+++ Material for this task +++
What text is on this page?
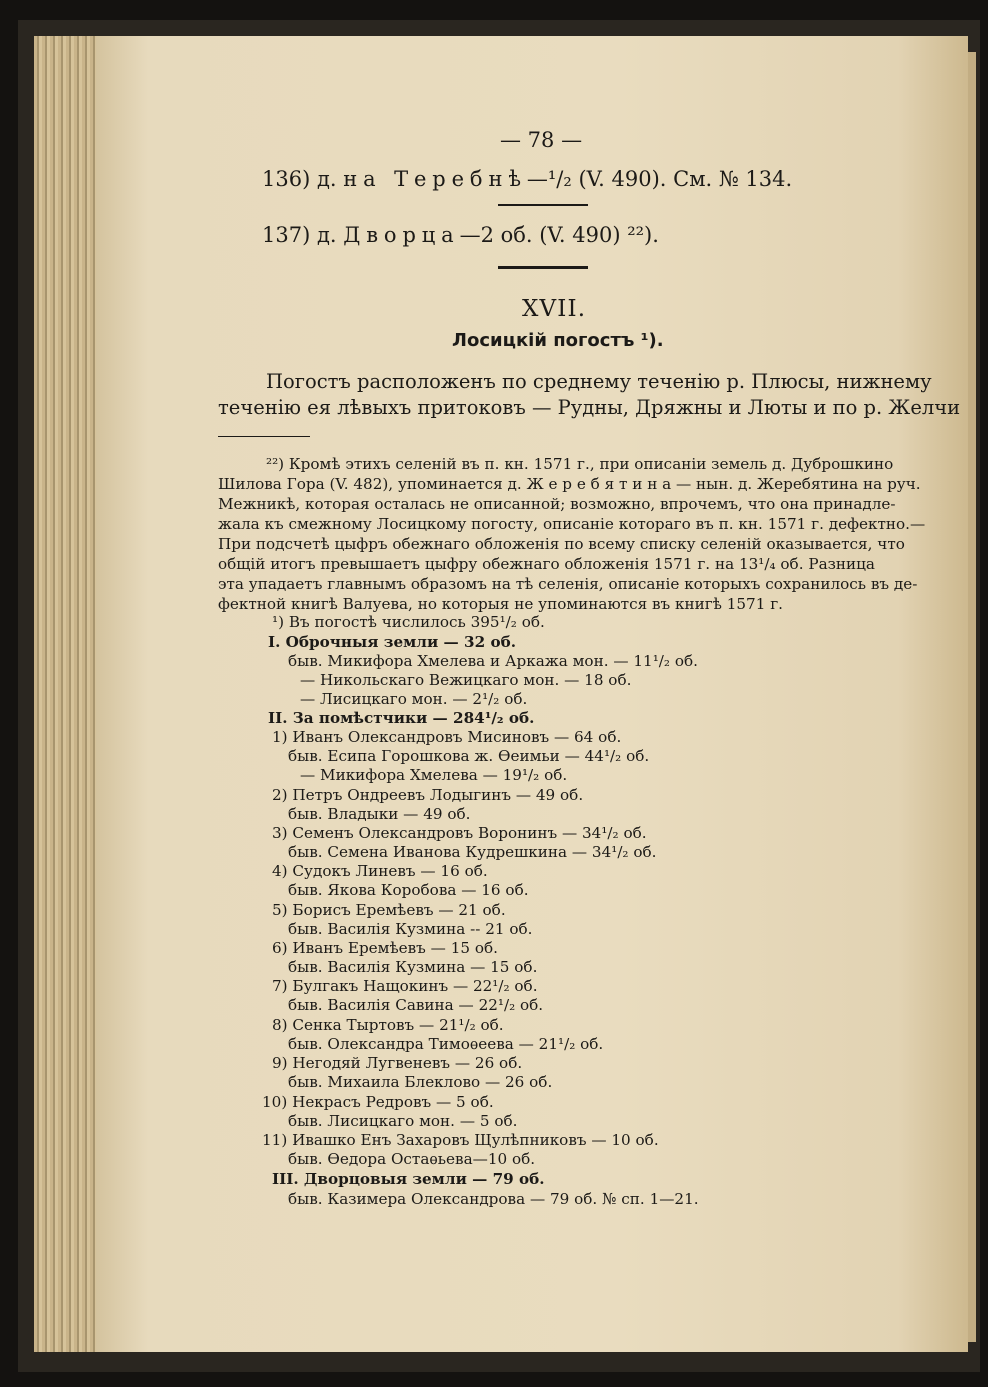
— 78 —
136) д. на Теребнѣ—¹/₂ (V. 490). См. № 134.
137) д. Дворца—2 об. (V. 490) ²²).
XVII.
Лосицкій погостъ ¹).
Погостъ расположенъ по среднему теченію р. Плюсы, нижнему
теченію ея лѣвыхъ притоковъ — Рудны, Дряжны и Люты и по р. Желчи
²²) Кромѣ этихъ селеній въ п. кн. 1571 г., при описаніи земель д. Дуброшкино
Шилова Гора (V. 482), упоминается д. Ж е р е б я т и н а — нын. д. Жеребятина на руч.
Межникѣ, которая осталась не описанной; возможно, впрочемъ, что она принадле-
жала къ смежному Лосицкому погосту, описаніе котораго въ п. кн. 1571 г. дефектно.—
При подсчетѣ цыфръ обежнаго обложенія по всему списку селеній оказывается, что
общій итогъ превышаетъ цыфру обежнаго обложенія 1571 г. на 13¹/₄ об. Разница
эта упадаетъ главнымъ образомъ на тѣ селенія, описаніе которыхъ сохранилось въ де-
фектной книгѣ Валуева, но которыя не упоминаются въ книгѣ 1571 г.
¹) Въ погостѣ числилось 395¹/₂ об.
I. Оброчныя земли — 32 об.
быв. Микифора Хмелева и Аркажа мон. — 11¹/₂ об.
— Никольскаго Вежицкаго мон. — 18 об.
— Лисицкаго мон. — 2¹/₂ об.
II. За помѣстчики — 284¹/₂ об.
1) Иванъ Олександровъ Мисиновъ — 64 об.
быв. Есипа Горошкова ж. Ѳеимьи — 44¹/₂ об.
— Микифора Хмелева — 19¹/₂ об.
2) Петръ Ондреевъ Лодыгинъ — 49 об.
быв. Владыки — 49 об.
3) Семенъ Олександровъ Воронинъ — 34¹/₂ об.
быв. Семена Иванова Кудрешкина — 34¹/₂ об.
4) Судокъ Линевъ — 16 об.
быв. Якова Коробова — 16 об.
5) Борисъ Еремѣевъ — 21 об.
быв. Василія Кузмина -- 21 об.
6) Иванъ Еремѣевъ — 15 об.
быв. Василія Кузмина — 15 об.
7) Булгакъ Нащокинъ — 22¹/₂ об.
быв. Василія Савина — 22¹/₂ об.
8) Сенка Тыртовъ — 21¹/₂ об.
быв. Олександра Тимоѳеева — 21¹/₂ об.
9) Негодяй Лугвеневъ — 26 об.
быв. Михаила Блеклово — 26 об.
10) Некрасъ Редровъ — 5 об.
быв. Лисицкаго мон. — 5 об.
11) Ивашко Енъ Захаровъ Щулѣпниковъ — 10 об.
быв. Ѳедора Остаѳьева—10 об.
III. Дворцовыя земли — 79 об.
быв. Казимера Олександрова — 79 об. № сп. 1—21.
+++
» Task requirements: Look through the entries above for the word "Микифора". Copy every line where it shows up.

» Exercise answer:
быв. Микифора Хмелева и Аркажа мон. — 11¹/₂ об.
— Микифора Хмелева — 19¹/₂ об.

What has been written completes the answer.